◆ **Required work**: Your task is to print all of the material verbatim.

Stored items from a collection
"""
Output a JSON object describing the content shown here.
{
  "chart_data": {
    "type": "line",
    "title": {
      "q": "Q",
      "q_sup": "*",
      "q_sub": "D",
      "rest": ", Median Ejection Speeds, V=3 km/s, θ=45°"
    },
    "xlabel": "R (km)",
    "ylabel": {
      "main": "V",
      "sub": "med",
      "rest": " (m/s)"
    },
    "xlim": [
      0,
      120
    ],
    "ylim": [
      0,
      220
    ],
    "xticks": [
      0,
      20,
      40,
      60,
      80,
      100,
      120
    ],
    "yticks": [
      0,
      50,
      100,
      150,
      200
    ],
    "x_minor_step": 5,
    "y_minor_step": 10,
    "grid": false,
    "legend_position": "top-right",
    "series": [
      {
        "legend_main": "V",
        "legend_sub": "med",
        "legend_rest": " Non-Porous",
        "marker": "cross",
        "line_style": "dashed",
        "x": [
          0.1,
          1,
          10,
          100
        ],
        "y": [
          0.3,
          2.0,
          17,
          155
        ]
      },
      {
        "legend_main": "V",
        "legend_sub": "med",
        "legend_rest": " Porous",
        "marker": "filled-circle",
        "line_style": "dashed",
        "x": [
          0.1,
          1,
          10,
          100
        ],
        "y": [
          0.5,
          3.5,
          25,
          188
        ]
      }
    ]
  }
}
"""
◆ **Exercise output**:
Output a JSON object describing the content shown here.
{
  "chart_data": {
    "type": "line",
    "title": {
      "q": "Q",
      "q_sup": "*",
      "q_sub": "D",
      "rest": ", Median Ejection Speeds, V=3 km/s, θ=45°"
    },
    "xlabel": "R (km)",
    "ylabel": {
      "main": "V",
      "sub": "med",
      "rest": " (m/s)"
    },
    "xlim": [
      0,
      120
    ],
    "ylim": [
      0,
      220
    ],
    "xticks": [
      0,
      20,
      40,
      60,
      80,
      100,
      120
    ],
    "yticks": [
      0,
      50,
      100,
      150,
      200
    ],
    "x_minor_step": 5,
    "y_minor_step": 10,
    "grid": false,
    "legend_position": "top-right",
    "series": [
      {
        "legend_main": "V",
        "legend_sub": "med",
        "legend_rest": " Non-Porous",
        "marker": "cross",
        "line_style": "dashed",
        "x": [
          0.1,
          1,
          10,
          100
        ],
        "y": [
          0.3,
          2.0,
          17,
          155
        ]
      },
      {
        "legend_main": "V",
        "legend_sub": "med",
        "legend_rest": " Porous",
        "marker": "filled-circle",
        "line_style": "dashed",
        "x": [
          0.1,
          1,
          10,
          100
        ],
        "y": [
          0.5,
          3.5,
          25,
          188
        ]
      }
    ]
  }
}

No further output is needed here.